Requirement = Set down the final stretch of the data, from the line that holds "What's the underlying" through the last line, both included, with pictures left out.

Dataset excerpts =
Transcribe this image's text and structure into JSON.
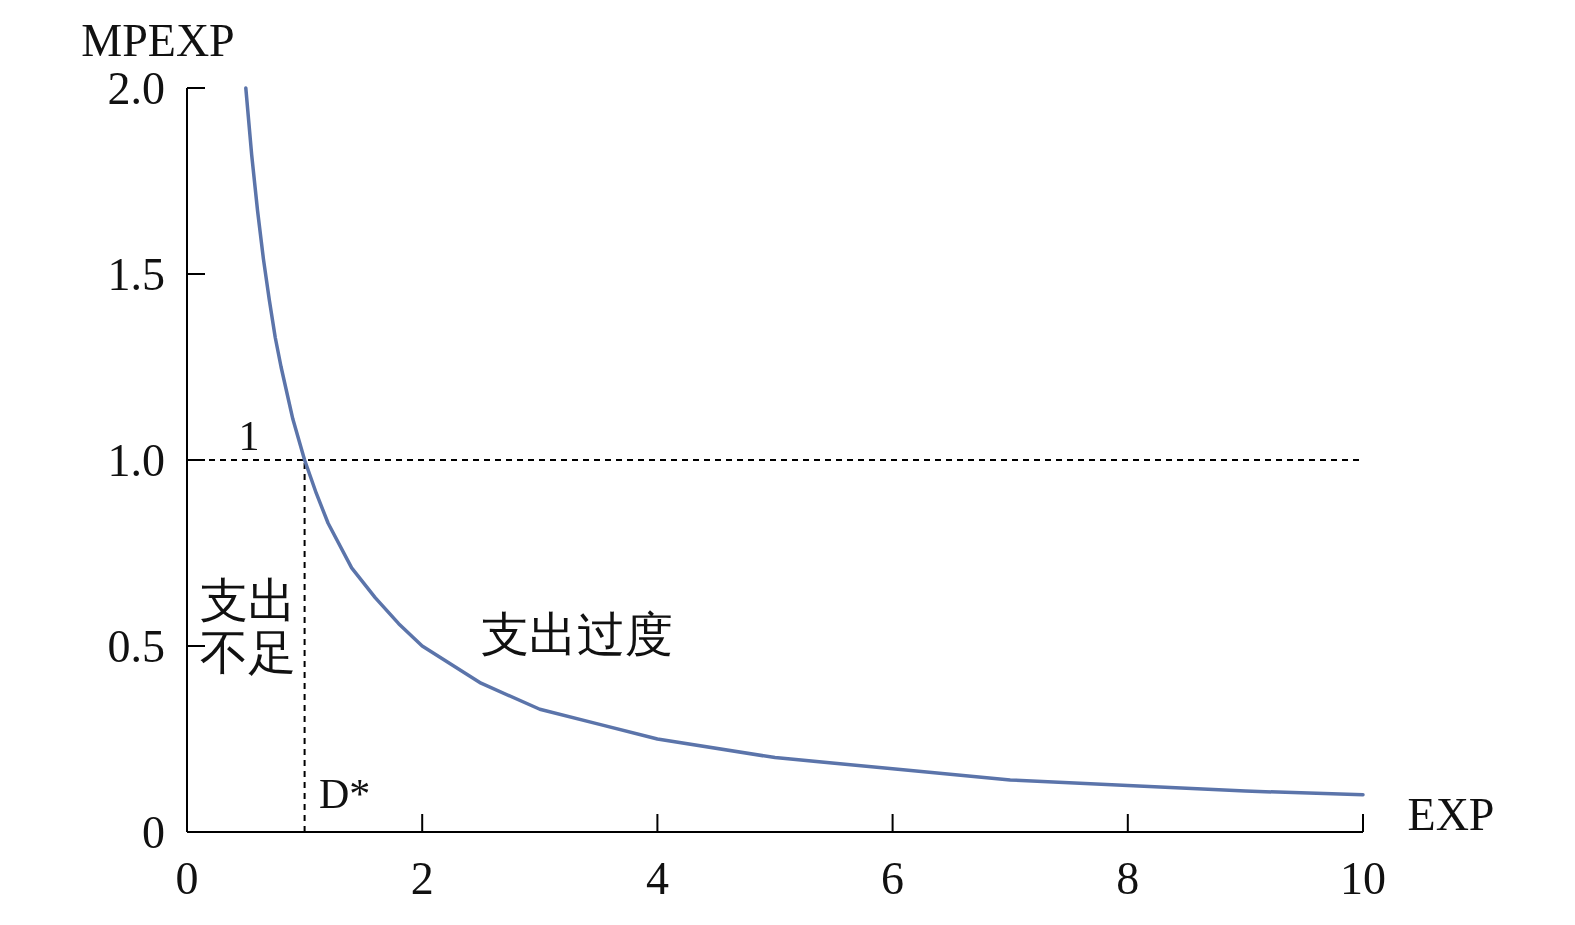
{
  "chart_data": {
    "type": "line",
    "xlabel": "EXP",
    "ylabel": "MPEXP",
    "x": [
      0.5,
      0.55,
      0.6,
      0.65,
      0.7,
      0.75,
      0.8,
      0.9,
      1,
      1.1,
      1.2,
      1.4,
      1.6,
      1.8,
      2,
      2.5,
      3,
      3.5,
      4,
      5,
      6,
      7,
      8,
      9,
      10
    ],
    "series": [
      {
        "color": "#5b74aa",
        "values": [
          2.0,
          1.82,
          1.67,
          1.54,
          1.43,
          1.33,
          1.25,
          1.11,
          1.0,
          0.91,
          0.83,
          0.71,
          0.63,
          0.56,
          0.5,
          0.4,
          0.33,
          0.29,
          0.25,
          0.2,
          0.17,
          0.14,
          0.125,
          0.11,
          0.1
        ]
      }
    ],
    "xlim": [
      0,
      10
    ],
    "xticks": [
      0,
      2,
      4,
      6,
      8,
      10
    ],
    "ylim": [
      0,
      2.0
    ],
    "yticks": [
      {
        "value": 0,
        "label": "0"
      },
      {
        "value": 0.5,
        "label": "0.5"
      },
      {
        "value": 1,
        "label": "1.0"
      },
      {
        "value": 1.5,
        "label": "1.5"
      },
      {
        "value": 2,
        "label": "2.0"
      }
    ],
    "ref_lines": [
      {
        "axis": "y",
        "value": 1,
        "label": "1",
        "color": "#000000",
        "line_style": "dashed"
      },
      {
        "axis": "x",
        "value": 1,
        "label": "D*",
        "color": "#000000",
        "line_style": "dashed"
      }
    ],
    "annotations": [
      "支出不足",
      "支出过度"
    ],
    "grid": false,
    "line_style": "solid"
  }
}
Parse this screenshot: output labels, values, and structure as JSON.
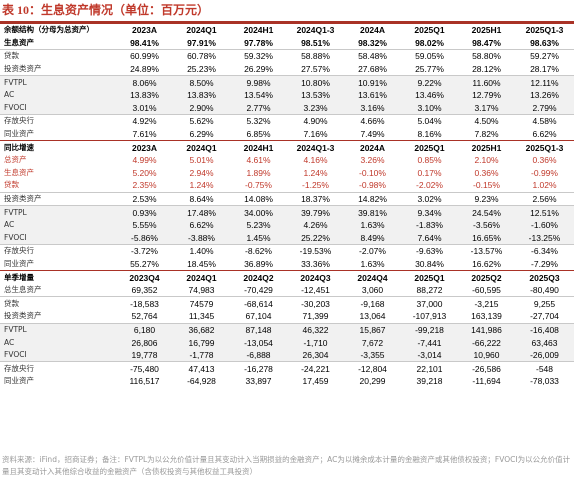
{
  "title": "表 10：生息资产情况（单位：百万元）",
  "columns_a": [
    "2023A",
    "2024Q1",
    "2024H1",
    "2024Q1-3",
    "2024A",
    "2025Q1",
    "2025H1",
    "2025Q1-3"
  ],
  "columns_b": [
    "2023A",
    "2024Q1",
    "2024H1",
    "2024Q1-3",
    "2024A",
    "2025Q1",
    "2025H1",
    "2025Q1-3"
  ],
  "columns_c": [
    "2023Q4",
    "2024Q1",
    "2024Q2",
    "2024Q3",
    "2024Q4",
    "2025Q1",
    "2025Q2",
    "2025Q3"
  ],
  "section_a": {
    "header": "余额结构（分母为总资产）",
    "rows": [
      {
        "label": "生息资产",
        "values": [
          "98.41%",
          "97.91%",
          "97.78%",
          "98.51%",
          "98.32%",
          "98.02%",
          "98.47%",
          "98.63%"
        ]
      },
      {
        "label": "贷款",
        "values": [
          "60.99%",
          "60.78%",
          "59.32%",
          "58.88%",
          "58.48%",
          "59.05%",
          "58.80%",
          "59.27%"
        ]
      },
      {
        "label": "投资类资产",
        "values": [
          "24.89%",
          "25.23%",
          "26.29%",
          "27.57%",
          "27.68%",
          "25.77%",
          "28.12%",
          "28.17%"
        ]
      },
      {
        "label": "FVTPL",
        "values": [
          "8.06%",
          "8.50%",
          "9.98%",
          "10.80%",
          "10.91%",
          "9.22%",
          "11.60%",
          "12.11%"
        ]
      },
      {
        "label": "AC",
        "values": [
          "13.83%",
          "13.83%",
          "13.54%",
          "13.53%",
          "13.61%",
          "13.46%",
          "12.79%",
          "13.26%"
        ]
      },
      {
        "label": "FVOCI",
        "values": [
          "3.01%",
          "2.90%",
          "2.77%",
          "3.23%",
          "3.16%",
          "3.10%",
          "3.17%",
          "2.79%"
        ]
      },
      {
        "label": "存放央行",
        "values": [
          "4.92%",
          "5.62%",
          "5.32%",
          "4.90%",
          "4.66%",
          "5.04%",
          "4.50%",
          "4.58%"
        ]
      },
      {
        "label": "同业资产",
        "values": [
          "7.61%",
          "6.29%",
          "6.85%",
          "7.16%",
          "7.49%",
          "8.16%",
          "7.82%",
          "6.62%"
        ]
      }
    ]
  },
  "section_b": {
    "header": "同比增速",
    "rows": [
      {
        "label": "总资产",
        "values": [
          "4.99%",
          "5.01%",
          "4.61%",
          "4.16%",
          "3.26%",
          "0.85%",
          "2.10%",
          "0.36%"
        ]
      },
      {
        "label": "生息资产",
        "values": [
          "5.20%",
          "2.94%",
          "1.89%",
          "1.24%",
          "-0.10%",
          "0.17%",
          "0.36%",
          "-0.99%"
        ]
      },
      {
        "label": "贷款",
        "values": [
          "2.35%",
          "1.24%",
          "-0.75%",
          "-1.25%",
          "-0.98%",
          "-2.02%",
          "-0.15%",
          "1.02%"
        ]
      },
      {
        "label": "投资类资产",
        "values": [
          "2.53%",
          "8.64%",
          "14.08%",
          "18.37%",
          "14.82%",
          "3.02%",
          "9.23%",
          "2.56%"
        ]
      },
      {
        "label": "FVTPL",
        "values": [
          "0.93%",
          "17.48%",
          "34.00%",
          "39.79%",
          "39.81%",
          "9.34%",
          "24.54%",
          "12.51%"
        ]
      },
      {
        "label": "AC",
        "values": [
          "5.55%",
          "6.62%",
          "5.23%",
          "4.26%",
          "1.63%",
          "-1.83%",
          "-3.56%",
          "-1.60%"
        ]
      },
      {
        "label": "FVOCI",
        "values": [
          "-5.86%",
          "-3.88%",
          "1.45%",
          "25.22%",
          "8.49%",
          "7.64%",
          "16.65%",
          "-13.25%"
        ]
      },
      {
        "label": "存放央行",
        "values": [
          "-3.72%",
          "1.40%",
          "-8.62%",
          "-19.53%",
          "-2.07%",
          "-9.63%",
          "-13.57%",
          "-6.34%"
        ]
      },
      {
        "label": "同业资产",
        "values": [
          "55.27%",
          "18.45%",
          "36.89%",
          "33.36%",
          "1.63%",
          "30.84%",
          "16.62%",
          "-7.29%"
        ]
      }
    ]
  },
  "section_c": {
    "header": "单季增量",
    "rows": [
      {
        "label": "总生息资产",
        "values": [
          "69,352",
          "74,983",
          "-70,429",
          "-12,451",
          "3,060",
          "88,272",
          "-60,595",
          "-80,490"
        ]
      },
      {
        "label": "贷款",
        "values": [
          "-18,583",
          "74579",
          "-68,614",
          "-30,203",
          "-9,168",
          "37,000",
          "-3,215",
          "9,255"
        ]
      },
      {
        "label": "投资类资产",
        "values": [
          "52,764",
          "11,345",
          "67,104",
          "71,399",
          "13,064",
          "-107,913",
          "163,139",
          "-27,704"
        ]
      },
      {
        "label": "FVTPL",
        "values": [
          "6,180",
          "36,682",
          "87,148",
          "46,322",
          "15,867",
          "-99,218",
          "141,986",
          "-16,408"
        ]
      },
      {
        "label": "AC",
        "values": [
          "26,806",
          "16,799",
          "-13,054",
          "-1,710",
          "7,672",
          "-7,441",
          "-66,222",
          "63,463"
        ]
      },
      {
        "label": "FVOCI",
        "values": [
          "19,778",
          "-1,778",
          "-6,888",
          "26,304",
          "-3,355",
          "-3,014",
          "10,960",
          "-26,009"
        ]
      },
      {
        "label": "存放央行",
        "values": [
          "-75,480",
          "47,413",
          "-16,278",
          "-24,221",
          "-12,804",
          "22,101",
          "-26,586",
          "-548"
        ]
      },
      {
        "label": "同业资产",
        "values": [
          "116,517",
          "-64,928",
          "33,897",
          "17,459",
          "20,299",
          "39,218",
          "-11,694",
          "-78,033"
        ]
      }
    ]
  },
  "footnote": "资料来源：iFind，招商证券；备注：FVTPL为以公允价值计量且其变动计入当期损益的金融资产；AC为以摊余成本计量的金融资产或其他债权投资；FVOCI为以公允价值计量且其变动计入其他综合收益的金融资产（含债权投资与其他权益工具投资）"
}
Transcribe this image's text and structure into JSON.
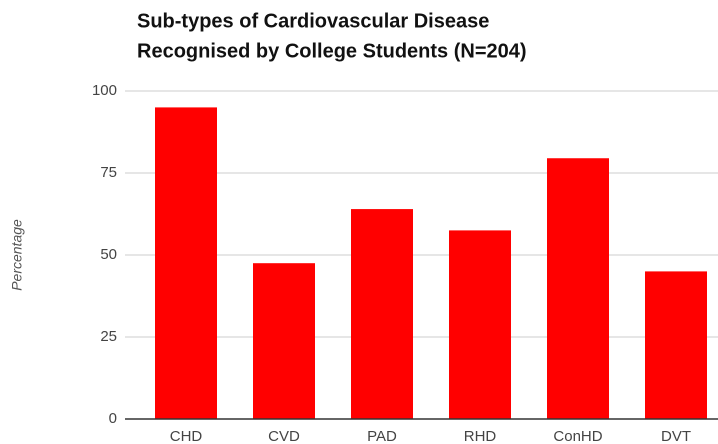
{
  "chart_data": {
    "type": "bar",
    "title": [
      "Sub-types of Cardiovascular Disease",
      "Recognised by College Students (N=204)"
    ],
    "y_label": "Percentage",
    "categories": [
      "CHD",
      "CVD",
      "PAD",
      "RHD",
      "ConHD",
      "DVT"
    ],
    "values": [
      95,
      47.5,
      64,
      57.5,
      79.5,
      45
    ],
    "color": "#ff0000",
    "ylim": [
      0,
      100
    ],
    "yticks": [
      0,
      25,
      50,
      75,
      100
    ],
    "grid": true
  }
}
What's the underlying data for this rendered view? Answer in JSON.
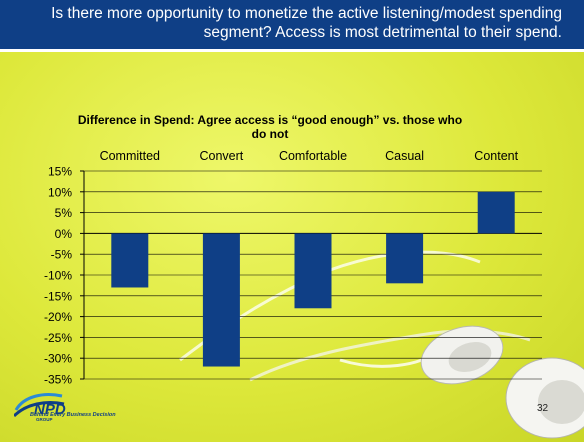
{
  "header": {
    "title": "Is there more opportunity to monetize the active listening/modest spending segment? Access is most detrimental to their spend."
  },
  "chart_data": {
    "type": "bar",
    "title": "Difference in Spend: Agree access is “good enough” vs. those who do not",
    "categories": [
      "Committed",
      "Convert",
      "Comfortable",
      "Casual",
      "Content"
    ],
    "values": [
      -13,
      -32,
      -18,
      -12,
      10
    ],
    "ylim": [
      -35,
      15
    ],
    "yticks": [
      15,
      10,
      5,
      0,
      -5,
      -10,
      -15,
      -20,
      -25,
      -30,
      -35
    ],
    "ytick_labels": [
      "15%",
      "10%",
      "5%",
      "0%",
      "-5%",
      "-10%",
      "-15%",
      "-20%",
      "-25%",
      "-30%",
      "-35%"
    ],
    "category_labels_position": "top",
    "grid": true,
    "legend": "none",
    "bar_color": "#0f3f86"
  },
  "footer": {
    "logo_text": "NPD",
    "logo_subtext": "GROUP",
    "tagline": "Behind Every Business Decision",
    "page_number": "32"
  },
  "colors": {
    "header_bg": "#0f3f86",
    "slide_bg": "#e1ea3c",
    "bar": "#0f3f86"
  }
}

Reply to the exercise =
What's the underlying data for this rendered view? Answer in JSON.
{
  "header": {
    "title": "Is there more opportunity to monetize the active listening/modest spending segment? Access is most detrimental to their spend."
  },
  "chart_data": {
    "type": "bar",
    "title": "Difference in Spend: Agree access is “good enough” vs. those who do not",
    "categories": [
      "Committed",
      "Convert",
      "Comfortable",
      "Casual",
      "Content"
    ],
    "values": [
      -13,
      -32,
      -18,
      -12,
      10
    ],
    "ylim": [
      -35,
      15
    ],
    "yticks": [
      15,
      10,
      5,
      0,
      -5,
      -10,
      -15,
      -20,
      -25,
      -30,
      -35
    ],
    "ytick_labels": [
      "15%",
      "10%",
      "5%",
      "0%",
      "-5%",
      "-10%",
      "-15%",
      "-20%",
      "-25%",
      "-30%",
      "-35%"
    ],
    "category_labels_position": "top",
    "grid": true,
    "legend": "none",
    "bar_color": "#0f3f86"
  },
  "footer": {
    "logo_text": "NPD",
    "logo_subtext": "GROUP",
    "tagline": "Behind Every Business Decision",
    "page_number": "32"
  },
  "colors": {
    "header_bg": "#0f3f86",
    "slide_bg": "#e1ea3c",
    "bar": "#0f3f86"
  }
}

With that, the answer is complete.